▶ **Provided data**:
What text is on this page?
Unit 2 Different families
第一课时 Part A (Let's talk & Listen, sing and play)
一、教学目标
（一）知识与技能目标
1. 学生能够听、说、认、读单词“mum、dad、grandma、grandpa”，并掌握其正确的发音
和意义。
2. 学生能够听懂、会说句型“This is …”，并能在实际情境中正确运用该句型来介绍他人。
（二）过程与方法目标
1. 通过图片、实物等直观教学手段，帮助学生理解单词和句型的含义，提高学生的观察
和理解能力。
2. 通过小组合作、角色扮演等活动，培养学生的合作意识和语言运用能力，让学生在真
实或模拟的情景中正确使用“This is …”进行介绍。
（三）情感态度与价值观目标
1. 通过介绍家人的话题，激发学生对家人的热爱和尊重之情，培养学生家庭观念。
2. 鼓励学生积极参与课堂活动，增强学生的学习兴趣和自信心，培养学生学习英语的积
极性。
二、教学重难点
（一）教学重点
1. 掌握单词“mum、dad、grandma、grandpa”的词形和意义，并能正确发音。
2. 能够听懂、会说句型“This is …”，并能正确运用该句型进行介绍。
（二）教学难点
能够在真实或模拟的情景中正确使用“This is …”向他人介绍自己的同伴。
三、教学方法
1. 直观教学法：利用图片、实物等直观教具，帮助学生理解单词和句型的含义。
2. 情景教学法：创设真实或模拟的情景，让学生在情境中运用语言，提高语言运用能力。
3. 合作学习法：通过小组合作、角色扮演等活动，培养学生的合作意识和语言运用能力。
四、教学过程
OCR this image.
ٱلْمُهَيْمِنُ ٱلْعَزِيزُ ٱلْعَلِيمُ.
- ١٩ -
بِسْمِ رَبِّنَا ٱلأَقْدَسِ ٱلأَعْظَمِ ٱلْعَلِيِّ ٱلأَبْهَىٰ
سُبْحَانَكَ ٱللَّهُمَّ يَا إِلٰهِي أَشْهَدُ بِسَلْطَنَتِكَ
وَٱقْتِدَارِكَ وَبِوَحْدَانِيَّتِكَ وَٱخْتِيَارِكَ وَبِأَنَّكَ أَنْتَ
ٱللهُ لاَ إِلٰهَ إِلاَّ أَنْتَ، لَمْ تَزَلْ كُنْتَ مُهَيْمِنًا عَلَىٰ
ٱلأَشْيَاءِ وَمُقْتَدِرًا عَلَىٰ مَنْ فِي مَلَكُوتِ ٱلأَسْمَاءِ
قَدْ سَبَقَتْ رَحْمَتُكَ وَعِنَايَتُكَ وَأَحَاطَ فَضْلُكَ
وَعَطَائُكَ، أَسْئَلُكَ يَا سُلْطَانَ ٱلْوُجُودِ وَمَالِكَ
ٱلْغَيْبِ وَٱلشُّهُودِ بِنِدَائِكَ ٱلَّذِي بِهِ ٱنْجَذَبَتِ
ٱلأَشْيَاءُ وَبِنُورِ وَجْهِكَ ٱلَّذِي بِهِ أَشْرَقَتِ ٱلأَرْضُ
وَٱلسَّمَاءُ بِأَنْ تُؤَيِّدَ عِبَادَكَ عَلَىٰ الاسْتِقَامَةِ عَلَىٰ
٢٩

▶ **Given task**:
Write out every line from the entries where "培养学生的合作意识和语言运用能力" appears.

▶ **Written answer**:
2. 通过小组合作、角色扮演等活动，培养学生的合作意识和语言运用能力，让学生在真
3. 合作学习法：通过小组合作、角色扮演等活动，培养学生的合作意识和语言运用能力。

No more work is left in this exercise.